What is required
Filter the records for lines holding the string "della".

[Recorded data]
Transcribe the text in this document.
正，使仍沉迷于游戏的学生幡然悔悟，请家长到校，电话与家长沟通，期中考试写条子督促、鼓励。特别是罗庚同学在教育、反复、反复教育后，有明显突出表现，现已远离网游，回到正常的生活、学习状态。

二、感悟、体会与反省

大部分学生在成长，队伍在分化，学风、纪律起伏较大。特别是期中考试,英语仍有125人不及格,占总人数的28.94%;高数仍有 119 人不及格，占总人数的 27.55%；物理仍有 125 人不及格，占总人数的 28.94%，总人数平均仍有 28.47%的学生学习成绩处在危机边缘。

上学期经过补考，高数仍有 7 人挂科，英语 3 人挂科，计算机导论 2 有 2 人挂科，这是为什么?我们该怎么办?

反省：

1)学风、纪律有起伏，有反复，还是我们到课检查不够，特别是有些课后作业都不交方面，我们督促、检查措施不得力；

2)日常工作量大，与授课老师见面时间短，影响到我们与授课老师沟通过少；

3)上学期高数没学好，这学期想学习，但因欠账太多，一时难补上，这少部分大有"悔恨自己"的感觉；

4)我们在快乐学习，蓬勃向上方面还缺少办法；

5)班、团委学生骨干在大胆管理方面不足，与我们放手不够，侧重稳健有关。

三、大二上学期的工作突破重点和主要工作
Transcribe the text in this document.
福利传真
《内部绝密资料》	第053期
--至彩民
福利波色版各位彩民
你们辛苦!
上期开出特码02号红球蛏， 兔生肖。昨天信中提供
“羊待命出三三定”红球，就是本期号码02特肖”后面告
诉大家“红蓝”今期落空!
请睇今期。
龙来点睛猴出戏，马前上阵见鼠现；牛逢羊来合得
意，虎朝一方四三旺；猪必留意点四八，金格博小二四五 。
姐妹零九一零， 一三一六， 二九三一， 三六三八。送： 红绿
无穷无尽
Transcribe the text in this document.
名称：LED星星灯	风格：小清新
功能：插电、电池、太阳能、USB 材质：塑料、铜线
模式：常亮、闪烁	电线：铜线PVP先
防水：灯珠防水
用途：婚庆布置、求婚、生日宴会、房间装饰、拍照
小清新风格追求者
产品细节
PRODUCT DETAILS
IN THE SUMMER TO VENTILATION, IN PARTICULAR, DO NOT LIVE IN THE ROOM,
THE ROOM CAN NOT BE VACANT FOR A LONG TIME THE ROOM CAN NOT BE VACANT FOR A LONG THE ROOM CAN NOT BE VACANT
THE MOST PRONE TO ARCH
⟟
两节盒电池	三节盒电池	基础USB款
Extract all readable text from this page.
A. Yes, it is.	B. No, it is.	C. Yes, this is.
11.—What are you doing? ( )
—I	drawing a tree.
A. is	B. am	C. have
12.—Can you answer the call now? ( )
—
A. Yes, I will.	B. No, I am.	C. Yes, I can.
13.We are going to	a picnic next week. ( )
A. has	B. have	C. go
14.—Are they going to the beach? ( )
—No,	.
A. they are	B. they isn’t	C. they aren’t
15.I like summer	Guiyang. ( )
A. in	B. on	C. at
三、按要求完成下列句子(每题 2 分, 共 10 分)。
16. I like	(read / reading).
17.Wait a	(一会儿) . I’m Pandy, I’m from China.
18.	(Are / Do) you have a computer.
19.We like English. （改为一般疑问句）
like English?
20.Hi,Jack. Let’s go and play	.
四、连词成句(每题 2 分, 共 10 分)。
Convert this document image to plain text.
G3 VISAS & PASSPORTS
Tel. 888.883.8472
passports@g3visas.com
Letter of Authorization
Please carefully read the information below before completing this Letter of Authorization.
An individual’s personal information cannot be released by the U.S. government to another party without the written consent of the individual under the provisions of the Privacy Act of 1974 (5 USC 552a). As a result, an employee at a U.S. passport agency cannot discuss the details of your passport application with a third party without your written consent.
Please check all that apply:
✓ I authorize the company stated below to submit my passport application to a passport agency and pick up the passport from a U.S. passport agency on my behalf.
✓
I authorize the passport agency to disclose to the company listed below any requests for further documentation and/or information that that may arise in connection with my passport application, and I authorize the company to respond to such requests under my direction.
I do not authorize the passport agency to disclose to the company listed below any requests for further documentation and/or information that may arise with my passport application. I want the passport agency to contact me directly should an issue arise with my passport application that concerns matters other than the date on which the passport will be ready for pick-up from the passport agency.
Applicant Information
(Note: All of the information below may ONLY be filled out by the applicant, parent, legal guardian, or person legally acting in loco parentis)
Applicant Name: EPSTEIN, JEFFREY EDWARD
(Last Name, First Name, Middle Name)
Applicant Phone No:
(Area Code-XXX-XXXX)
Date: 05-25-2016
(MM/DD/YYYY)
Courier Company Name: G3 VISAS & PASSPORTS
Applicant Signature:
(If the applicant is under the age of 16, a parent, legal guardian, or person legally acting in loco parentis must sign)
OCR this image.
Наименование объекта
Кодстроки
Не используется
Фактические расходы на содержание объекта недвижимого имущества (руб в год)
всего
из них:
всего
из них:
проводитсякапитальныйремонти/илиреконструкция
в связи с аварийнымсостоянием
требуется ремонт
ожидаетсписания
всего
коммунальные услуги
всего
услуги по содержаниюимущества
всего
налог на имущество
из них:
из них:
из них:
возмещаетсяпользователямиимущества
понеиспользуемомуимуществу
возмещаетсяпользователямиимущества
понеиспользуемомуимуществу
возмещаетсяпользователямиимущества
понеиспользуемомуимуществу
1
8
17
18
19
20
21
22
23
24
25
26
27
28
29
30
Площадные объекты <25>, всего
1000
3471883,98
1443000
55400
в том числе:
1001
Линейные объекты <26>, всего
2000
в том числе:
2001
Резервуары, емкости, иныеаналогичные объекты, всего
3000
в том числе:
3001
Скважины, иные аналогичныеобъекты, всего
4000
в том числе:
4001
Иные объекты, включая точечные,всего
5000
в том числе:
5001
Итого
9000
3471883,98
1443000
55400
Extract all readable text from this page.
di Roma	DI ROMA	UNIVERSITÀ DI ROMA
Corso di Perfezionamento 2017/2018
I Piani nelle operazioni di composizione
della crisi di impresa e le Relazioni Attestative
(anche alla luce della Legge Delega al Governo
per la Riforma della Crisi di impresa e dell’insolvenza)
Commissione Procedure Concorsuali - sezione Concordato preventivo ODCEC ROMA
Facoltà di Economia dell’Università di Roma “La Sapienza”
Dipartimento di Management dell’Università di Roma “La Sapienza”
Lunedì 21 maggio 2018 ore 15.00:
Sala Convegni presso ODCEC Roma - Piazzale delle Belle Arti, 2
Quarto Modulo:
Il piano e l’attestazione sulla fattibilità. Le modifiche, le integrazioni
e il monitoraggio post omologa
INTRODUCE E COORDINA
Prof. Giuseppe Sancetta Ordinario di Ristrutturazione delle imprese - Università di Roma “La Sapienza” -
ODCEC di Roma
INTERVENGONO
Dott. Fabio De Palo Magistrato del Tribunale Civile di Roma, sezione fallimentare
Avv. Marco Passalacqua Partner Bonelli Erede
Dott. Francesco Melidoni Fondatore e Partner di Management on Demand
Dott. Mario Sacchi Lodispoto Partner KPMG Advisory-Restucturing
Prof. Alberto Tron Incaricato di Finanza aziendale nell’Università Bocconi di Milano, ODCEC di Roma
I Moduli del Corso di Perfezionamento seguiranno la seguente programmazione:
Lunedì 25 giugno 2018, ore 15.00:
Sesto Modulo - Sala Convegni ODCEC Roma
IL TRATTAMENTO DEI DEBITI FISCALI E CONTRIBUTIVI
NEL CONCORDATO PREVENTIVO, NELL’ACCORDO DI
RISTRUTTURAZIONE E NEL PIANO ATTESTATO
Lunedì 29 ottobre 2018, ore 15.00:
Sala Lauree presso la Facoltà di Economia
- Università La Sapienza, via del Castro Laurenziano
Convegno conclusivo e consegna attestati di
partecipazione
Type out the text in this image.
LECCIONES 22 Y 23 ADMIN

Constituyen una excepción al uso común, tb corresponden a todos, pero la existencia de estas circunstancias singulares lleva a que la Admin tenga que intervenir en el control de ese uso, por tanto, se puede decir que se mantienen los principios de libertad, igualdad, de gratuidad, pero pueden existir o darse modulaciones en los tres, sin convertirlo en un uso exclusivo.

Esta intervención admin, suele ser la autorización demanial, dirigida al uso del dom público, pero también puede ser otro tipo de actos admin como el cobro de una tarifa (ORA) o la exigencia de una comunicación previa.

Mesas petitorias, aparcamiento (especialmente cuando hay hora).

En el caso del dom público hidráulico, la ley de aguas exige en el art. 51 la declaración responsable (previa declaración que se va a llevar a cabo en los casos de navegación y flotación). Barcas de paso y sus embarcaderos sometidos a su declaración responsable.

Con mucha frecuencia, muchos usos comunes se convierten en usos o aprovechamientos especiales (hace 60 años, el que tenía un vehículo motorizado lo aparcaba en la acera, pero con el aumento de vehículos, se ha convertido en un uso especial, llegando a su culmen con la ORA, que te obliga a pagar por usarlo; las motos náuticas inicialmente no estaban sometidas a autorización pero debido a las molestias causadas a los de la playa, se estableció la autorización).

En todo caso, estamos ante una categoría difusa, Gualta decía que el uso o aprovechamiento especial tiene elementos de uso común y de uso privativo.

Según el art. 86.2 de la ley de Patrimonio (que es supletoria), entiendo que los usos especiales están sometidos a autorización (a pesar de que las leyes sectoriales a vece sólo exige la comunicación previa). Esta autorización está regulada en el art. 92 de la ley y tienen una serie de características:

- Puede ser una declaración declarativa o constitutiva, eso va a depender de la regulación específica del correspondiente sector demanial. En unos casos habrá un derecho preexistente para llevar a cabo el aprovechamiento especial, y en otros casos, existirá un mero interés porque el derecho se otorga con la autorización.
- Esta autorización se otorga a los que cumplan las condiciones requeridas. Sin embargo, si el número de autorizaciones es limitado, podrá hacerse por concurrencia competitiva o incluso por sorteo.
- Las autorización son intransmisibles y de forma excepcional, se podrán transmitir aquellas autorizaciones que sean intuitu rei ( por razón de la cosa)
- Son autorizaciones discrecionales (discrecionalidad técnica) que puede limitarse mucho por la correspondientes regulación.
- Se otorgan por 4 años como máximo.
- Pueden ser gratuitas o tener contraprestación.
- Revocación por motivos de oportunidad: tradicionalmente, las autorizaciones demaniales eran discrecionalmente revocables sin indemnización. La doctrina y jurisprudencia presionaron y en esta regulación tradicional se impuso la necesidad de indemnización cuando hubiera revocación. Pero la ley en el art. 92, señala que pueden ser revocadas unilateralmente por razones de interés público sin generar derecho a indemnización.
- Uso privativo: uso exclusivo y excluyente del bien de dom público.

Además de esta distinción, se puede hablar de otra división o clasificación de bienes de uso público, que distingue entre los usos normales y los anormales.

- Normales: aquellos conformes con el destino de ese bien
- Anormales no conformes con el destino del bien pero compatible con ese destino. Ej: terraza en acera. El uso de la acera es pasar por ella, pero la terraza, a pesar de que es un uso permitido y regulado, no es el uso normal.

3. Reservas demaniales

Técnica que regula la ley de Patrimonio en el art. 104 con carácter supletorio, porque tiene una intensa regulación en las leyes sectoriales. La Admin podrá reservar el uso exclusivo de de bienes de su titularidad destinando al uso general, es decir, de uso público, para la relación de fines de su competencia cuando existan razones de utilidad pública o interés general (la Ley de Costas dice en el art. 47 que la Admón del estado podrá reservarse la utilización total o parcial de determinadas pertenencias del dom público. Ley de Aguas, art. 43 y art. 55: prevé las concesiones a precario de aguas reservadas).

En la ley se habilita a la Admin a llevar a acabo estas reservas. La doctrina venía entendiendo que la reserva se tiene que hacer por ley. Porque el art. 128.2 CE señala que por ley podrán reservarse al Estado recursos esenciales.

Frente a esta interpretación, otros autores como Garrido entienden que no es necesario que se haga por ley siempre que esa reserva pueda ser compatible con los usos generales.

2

Finished answer
della crisi di impresa e le Relazioni Attestative
(anche alla luce della Legge Delega al Governo
per la Riforma della Crisi di impresa e dell’insolvenza)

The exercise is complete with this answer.